Your task ->
Restate all of the entries exactly, dropping any pictures they hold.

Entries supplied ->
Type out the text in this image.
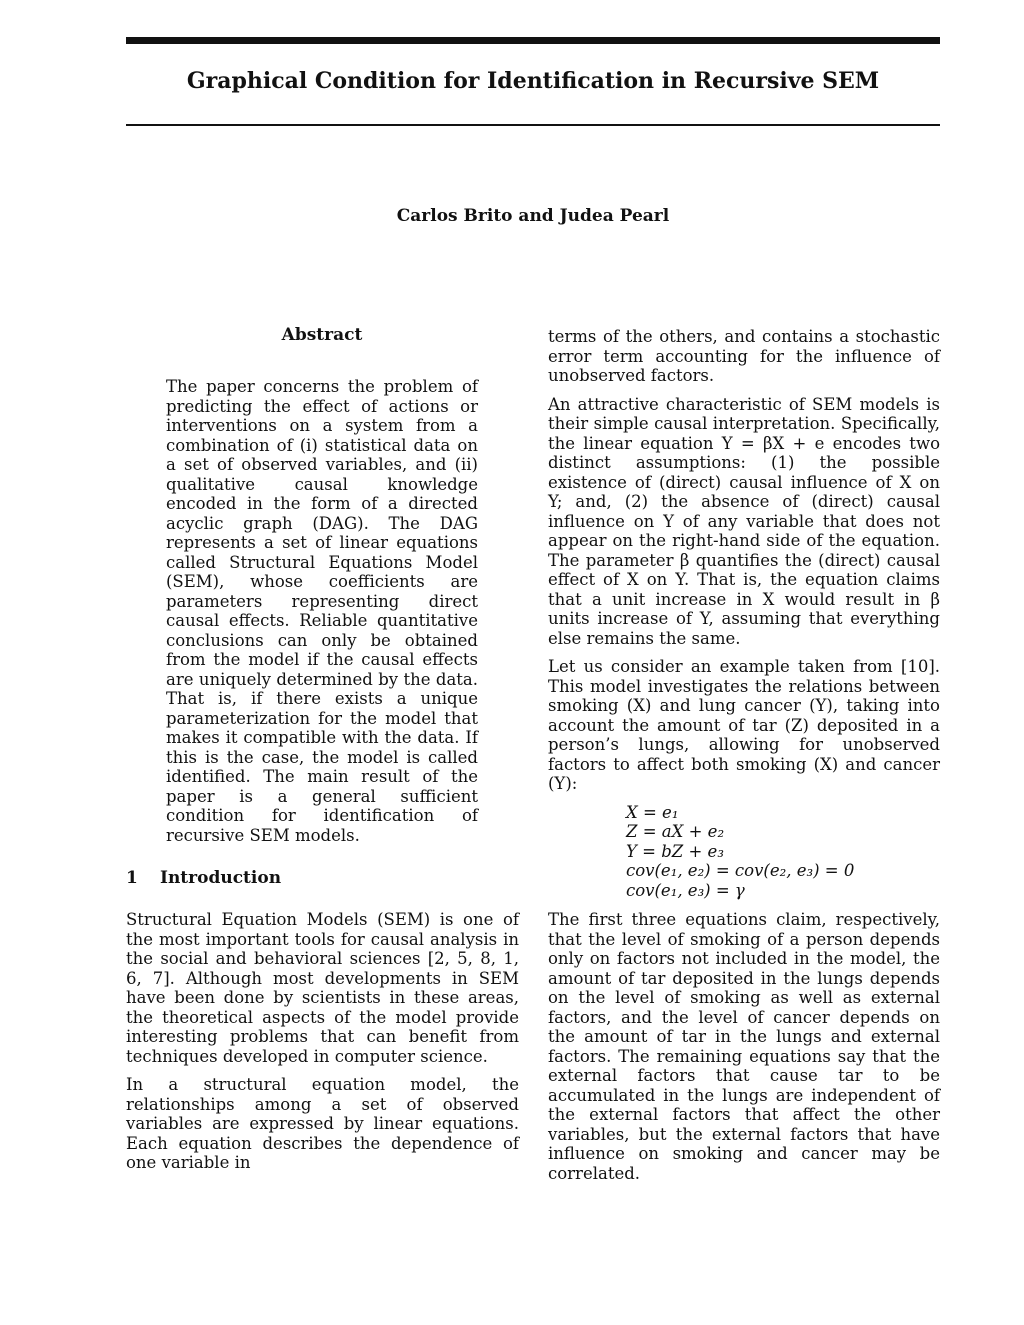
Graphical Condition for Identification in Recursive SEM
Carlos Brito and Judea Pearl
Abstract

The paper concerns the problem of predicting the effect of actions or interventions on a system from a combination of (i) statistical data on a set of observed variables, and (ii) qualitative causal knowledge encoded in the form of a directed acyclic graph (DAG). The DAG represents a set of linear equations called Structural Equations Model (SEM), whose coefficients are parameters representing direct causal effects. Reliable quantitative conclusions can only be obtained from the model if the causal effects are uniquely determined by the data. That is, if there exists a unique parameterization for the model that makes it compatible with the data. If this is the case, the model is called identified. The main result of the paper is a general sufficient condition for identification of recursive SEM models.

1 Introduction

Structural Equation Models (SEM) is one of the most important tools for causal analysis in the social and behavioral sciences [2, 5, 8, 1, 6, 7]. Although most developments in SEM have been done by scientists in these areas, the theoretical aspects of the model provide interesting problems that can benefit from techniques developed in computer science.

In a structural equation model, the relationships among a set of observed variables are expressed by linear equations. Each equation describes the dependence of one variable in

terms of the others, and contains a stochastic error term accounting for the influence of unobserved factors.

An attractive characteristic of SEM models is their simple causal interpretation. Specifically, the linear equation Y = βX + e encodes two distinct assumptions: (1) the possible existence of (direct) causal influence of X on Y; and, (2) the absence of (direct) causal influence on Y of any variable that does not appear on the right-hand side of the equation. The parameter β quantifies the (direct) causal effect of X on Y. That is, the equation claims that a unit increase in X would result in β units increase of Y, assuming that everything else remains the same.

Let us consider an example taken from [10]. This model investigates the relations between smoking (X) and lung cancer (Y), taking into account the amount of tar (Z) deposited in a person’s lungs, allowing for unobserved factors to affect both smoking (X) and cancer (Y):

X = e₁
Z = aX + e₂
Y = bZ + e₃
cov(e₁, e₂) = cov(e₂, e₃) = 0
cov(e₁, e₃) = γ

The first three equations claim, respectively, that the level of smoking of a person depends only on factors not included in the model, the amount of tar deposited in the lungs depends on the level of smoking as well as external factors, and the level of cancer depends on the amount of tar in the lungs and external factors. The remaining equations say that the external factors that cause tar to be accumulated in the lungs are independent of the external factors that affect the other variables, but the external factors that have influence on smoking and cancer may be correlated.
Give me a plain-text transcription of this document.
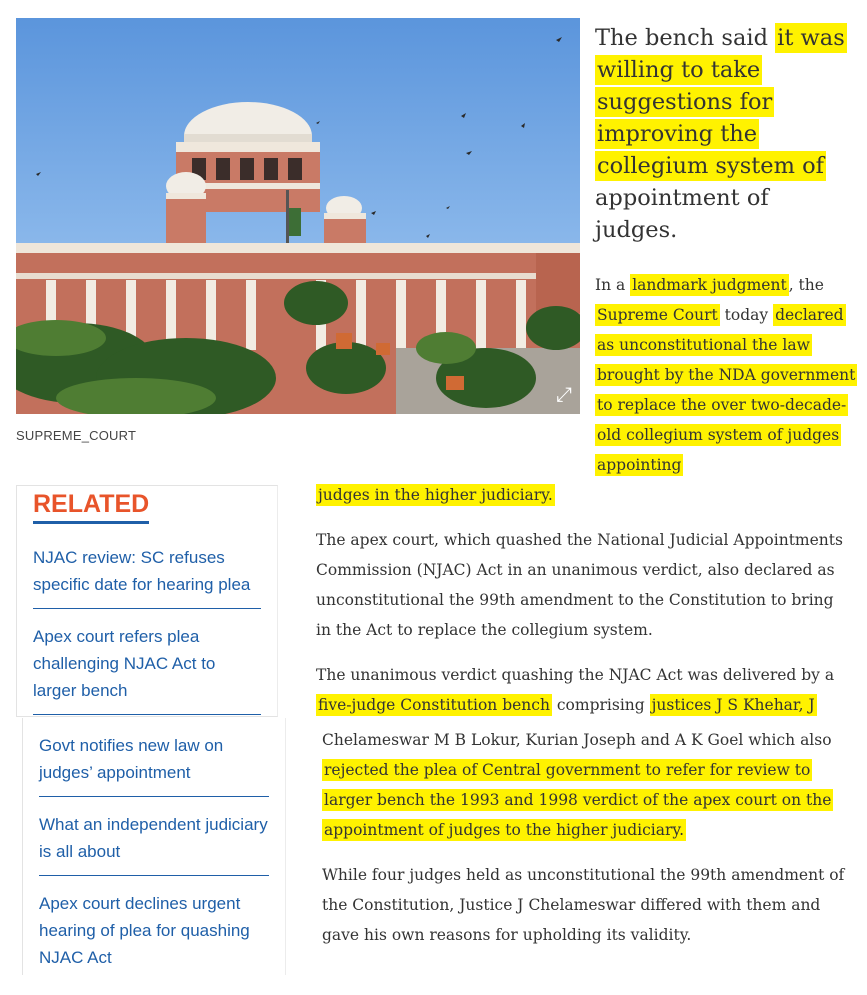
⤢
SUPREME_COURT
The bench said it was willing to take suggestions for improving the collegium system of appointment of judges.
In a landmark judgment , the Supreme Court today declared as unconstitutional the law brought by the NDA government to replace the over two-decade-old collegium system of judges appointing
judges in the higher judiciary.
RELATED
NJAC review: SC refuses specific date for hearing plea
Apex court refers plea challenging NJAC Act to larger bench
Govt notifies new law on judges’ appointment
What an independent judiciary is all about
Apex court declines urgent hearing of plea for quashing NJAC Act
The apex court, which quashed the National Judicial Appointments Commission (NJAC) Act in an unanimous verdict, also declared as unconstitutional the 99th amendment to the Constitution to bring in the Act to replace the collegium system.
The unanimous verdict quashing the NJAC Act was delivered by a five-judge Constitution bench comprising justices J S Khehar, J
Chelameswar M B Lokur, Kurian Joseph and A K Goel which also rejected the plea of Central government to refer for review to larger bench the 1993 and 1998 verdict of the apex court on the appointment of judges to the higher judiciary.
While four judges held as unconstitutional the 99th amendment of the Constitution, Justice J Chelameswar differed with them and gave his own reasons for upholding its validity.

Written answer ->
Type out the text in this image.
Graphical Condition for Identification in Recursive SEM
Carlos Brito and Judea Pearl
Abstract

The paper concerns the problem of predicting the effect of actions or interventions on a system from a combination of (i) statistical data on a set of observed variables, and (ii) qualitative causal knowledge encoded in the form of a directed acyclic graph (DAG). The DAG represents a set of linear equations called Structural Equations Model (SEM), whose coefficients are parameters representing direct causal effects. Reliable quantitative conclusions can only be obtained from the model if the causal effects are uniquely determined by the data. That is, if there exists a unique parameterization for the model that makes it compatible with the data. If this is the case, the model is called identified. The main result of the paper is a general sufficient condition for identification of recursive SEM models.

1 Introduction

Structural Equation Models (SEM) is one of the most important tools for causal analysis in the social and behavioral sciences [2, 5, 8, 1, 6, 7]. Although most developments in SEM have been done by scientists in these areas, the theoretical aspects of the model provide interesting problems that can benefit from techniques developed in computer science.

In a structural equation model, the relationships among a set of observed variables are expressed by linear equations. Each equation describes the dependence of one variable in

terms of the others, and contains a stochastic error term accounting for the influence of unobserved factors.

An attractive characteristic of SEM models is their simple causal interpretation. Specifically, the linear equation Y = βX + e encodes two distinct assumptions: (1) the possible existence of (direct) causal influence of X on Y; and, (2) the absence of (direct) causal influence on Y of any variable that does not appear on the right-hand side of the equation. The parameter β quantifies the (direct) causal effect of X on Y. That is, the equation claims that a unit increase in X would result in β units increase of Y, assuming that everything else remains the same.

Let us consider an example taken from [10]. This model investigates the relations between smoking (X) and lung cancer (Y), taking into account the amount of tar (Z) deposited in a person’s lungs, allowing for unobserved factors to affect both smoking (X) and cancer (Y):

X = e₁
Z = aX + e₂
Y = bZ + e₃
cov(e₁, e₂) = cov(e₂, e₃) = 0
cov(e₁, e₃) = γ

The first three equations claim, respectively, that the level of smoking of a person depends only on factors not included in the model, the amount of tar deposited in the lungs depends on the level of smoking as well as external factors, and the level of cancer depends on the amount of tar in the lungs and external factors. The remaining equations say that the external factors that cause tar to be accumulated in the lungs are independent of the external factors that affect the other variables, but the external factors that have influence on smoking and cancer may be correlated.
Give me a plain-text transcription of this document.
⤢
SUPREME_COURT
The bench said it was willing to take suggestions for improving the collegium system of appointment of judges.
In a landmark judgment , the Supreme Court today declared as unconstitutional the law brought by the NDA government to replace the over two-decade-old collegium system of judges appointing
judges in the higher judiciary.
RELATED
NJAC review: SC refuses specific date for hearing plea
Apex court refers plea challenging NJAC Act to larger bench
Govt notifies new law on judges’ appointment
What an independent judiciary is all about
Apex court declines urgent hearing of plea for quashing NJAC Act
The apex court, which quashed the National Judicial Appointments Commission (NJAC) Act in an unanimous verdict, also declared as unconstitutional the 99th amendment to the Constitution to bring in the Act to replace the collegium system.
The unanimous verdict quashing the NJAC Act was delivered by a five-judge Constitution bench comprising justices J S Khehar, J
Chelameswar M B Lokur, Kurian Joseph and A K Goel which also rejected the plea of Central government to refer for review to larger bench the 1993 and 1998 verdict of the apex court on the appointment of judges to the higher judiciary.
While four judges held as unconstitutional the 99th amendment of the Constitution, Justice J Chelameswar differed with them and gave his own reasons for upholding its validity.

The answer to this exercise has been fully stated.